_GIVEN PROBLEM_: Copy each line of the entries that contains the word "Odds".

** start of SOURCE RECORDS **

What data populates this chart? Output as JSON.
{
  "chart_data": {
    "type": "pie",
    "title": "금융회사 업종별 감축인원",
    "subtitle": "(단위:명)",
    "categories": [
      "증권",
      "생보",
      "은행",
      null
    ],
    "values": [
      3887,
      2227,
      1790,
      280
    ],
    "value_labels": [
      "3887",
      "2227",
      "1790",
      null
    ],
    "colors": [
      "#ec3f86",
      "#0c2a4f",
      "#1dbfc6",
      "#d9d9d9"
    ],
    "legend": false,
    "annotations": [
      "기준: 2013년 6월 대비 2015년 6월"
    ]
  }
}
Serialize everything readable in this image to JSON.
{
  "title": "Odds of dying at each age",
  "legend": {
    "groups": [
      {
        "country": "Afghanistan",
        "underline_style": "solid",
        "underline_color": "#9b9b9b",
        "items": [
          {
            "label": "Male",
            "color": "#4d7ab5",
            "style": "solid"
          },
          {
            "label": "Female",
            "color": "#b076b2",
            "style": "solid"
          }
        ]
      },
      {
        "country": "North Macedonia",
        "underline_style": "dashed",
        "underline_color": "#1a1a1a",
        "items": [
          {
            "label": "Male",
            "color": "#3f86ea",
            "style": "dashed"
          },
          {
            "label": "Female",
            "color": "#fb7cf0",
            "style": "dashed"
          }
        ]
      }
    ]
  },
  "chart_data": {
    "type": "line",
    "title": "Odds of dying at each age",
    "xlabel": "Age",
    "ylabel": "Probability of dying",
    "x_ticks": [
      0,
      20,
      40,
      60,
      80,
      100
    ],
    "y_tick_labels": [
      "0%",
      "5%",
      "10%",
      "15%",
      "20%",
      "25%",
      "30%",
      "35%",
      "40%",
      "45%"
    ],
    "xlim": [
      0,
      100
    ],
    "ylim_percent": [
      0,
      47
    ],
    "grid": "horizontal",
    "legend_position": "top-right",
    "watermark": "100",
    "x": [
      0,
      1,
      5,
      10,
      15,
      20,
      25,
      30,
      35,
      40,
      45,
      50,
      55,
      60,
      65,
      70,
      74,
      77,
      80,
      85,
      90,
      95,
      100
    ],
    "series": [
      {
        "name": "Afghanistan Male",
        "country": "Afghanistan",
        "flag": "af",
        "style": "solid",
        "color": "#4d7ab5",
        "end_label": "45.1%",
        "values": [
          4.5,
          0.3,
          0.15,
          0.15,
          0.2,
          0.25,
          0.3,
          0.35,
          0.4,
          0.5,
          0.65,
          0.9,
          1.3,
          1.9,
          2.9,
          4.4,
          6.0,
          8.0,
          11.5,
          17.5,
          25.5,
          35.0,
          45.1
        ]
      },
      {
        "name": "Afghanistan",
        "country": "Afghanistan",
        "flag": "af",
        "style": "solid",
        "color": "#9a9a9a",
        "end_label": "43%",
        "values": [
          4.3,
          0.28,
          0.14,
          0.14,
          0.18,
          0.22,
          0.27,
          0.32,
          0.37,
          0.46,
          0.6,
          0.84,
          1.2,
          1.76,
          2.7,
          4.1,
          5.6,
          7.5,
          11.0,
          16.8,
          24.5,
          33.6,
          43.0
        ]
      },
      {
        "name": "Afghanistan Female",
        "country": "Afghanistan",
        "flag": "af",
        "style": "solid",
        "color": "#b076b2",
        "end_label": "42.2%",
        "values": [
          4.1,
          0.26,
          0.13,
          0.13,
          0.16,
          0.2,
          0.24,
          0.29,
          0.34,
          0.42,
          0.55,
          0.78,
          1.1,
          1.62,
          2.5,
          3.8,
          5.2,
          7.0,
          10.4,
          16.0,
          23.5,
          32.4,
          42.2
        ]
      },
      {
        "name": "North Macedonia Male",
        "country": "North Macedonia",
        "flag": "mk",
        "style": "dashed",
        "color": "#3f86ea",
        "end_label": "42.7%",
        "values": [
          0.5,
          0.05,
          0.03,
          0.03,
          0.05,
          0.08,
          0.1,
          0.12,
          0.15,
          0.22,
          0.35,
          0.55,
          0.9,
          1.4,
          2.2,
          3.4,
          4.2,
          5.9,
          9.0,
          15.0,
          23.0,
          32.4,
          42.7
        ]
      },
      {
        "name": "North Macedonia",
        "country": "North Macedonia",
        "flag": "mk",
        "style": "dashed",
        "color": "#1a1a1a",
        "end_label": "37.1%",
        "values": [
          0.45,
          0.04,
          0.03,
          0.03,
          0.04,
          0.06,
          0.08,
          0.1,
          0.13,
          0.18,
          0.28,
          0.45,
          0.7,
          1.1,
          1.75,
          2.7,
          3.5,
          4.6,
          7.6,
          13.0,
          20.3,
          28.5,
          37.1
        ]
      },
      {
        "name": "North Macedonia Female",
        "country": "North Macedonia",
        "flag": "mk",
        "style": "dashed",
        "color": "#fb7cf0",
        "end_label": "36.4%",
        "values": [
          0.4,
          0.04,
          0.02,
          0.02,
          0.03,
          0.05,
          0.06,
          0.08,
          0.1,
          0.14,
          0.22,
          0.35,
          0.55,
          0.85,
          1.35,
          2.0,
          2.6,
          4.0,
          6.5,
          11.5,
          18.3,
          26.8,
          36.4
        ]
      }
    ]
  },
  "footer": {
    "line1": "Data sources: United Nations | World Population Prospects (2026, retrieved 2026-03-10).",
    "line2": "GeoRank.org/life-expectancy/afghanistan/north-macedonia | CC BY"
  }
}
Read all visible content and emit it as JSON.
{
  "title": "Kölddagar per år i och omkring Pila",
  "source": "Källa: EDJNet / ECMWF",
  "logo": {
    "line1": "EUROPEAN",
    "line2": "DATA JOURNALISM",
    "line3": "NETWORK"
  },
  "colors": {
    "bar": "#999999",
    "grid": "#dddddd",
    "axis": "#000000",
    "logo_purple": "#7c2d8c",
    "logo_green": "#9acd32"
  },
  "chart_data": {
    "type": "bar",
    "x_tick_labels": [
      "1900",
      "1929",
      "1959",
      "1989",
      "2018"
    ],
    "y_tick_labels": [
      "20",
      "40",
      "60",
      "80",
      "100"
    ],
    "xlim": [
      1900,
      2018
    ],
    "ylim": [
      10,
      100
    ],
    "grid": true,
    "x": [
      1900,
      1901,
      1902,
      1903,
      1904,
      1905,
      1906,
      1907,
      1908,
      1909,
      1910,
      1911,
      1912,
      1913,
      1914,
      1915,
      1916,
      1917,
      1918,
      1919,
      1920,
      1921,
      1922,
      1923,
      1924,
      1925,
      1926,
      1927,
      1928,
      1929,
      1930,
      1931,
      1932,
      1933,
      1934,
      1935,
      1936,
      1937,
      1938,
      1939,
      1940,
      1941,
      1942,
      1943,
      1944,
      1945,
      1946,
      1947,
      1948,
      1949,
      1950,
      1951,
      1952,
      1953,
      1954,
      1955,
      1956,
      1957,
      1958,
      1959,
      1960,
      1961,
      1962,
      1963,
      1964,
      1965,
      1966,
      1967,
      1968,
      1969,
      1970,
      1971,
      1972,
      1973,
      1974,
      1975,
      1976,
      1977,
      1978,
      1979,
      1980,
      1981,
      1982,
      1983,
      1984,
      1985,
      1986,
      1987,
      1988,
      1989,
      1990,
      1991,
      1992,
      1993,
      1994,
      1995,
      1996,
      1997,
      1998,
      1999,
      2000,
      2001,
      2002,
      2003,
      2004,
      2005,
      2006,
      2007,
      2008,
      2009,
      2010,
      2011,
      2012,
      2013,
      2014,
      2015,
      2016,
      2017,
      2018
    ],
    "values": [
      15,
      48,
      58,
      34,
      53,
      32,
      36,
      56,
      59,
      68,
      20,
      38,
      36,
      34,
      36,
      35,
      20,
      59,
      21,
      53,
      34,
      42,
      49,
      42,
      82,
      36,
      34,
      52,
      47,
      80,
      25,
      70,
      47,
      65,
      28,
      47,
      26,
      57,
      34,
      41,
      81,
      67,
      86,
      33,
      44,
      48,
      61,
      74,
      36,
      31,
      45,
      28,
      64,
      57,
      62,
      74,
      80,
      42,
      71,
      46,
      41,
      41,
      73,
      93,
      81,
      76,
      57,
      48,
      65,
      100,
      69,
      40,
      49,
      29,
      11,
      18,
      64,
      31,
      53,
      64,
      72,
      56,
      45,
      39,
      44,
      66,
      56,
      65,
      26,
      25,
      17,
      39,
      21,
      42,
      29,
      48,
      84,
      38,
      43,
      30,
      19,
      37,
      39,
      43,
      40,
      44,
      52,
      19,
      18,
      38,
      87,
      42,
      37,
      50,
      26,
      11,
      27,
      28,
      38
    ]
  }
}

** end of SOURCE RECORDS **

_REPLY_:
  "title": "Odds of dying at each age",
    "title": "Odds of dying at each age",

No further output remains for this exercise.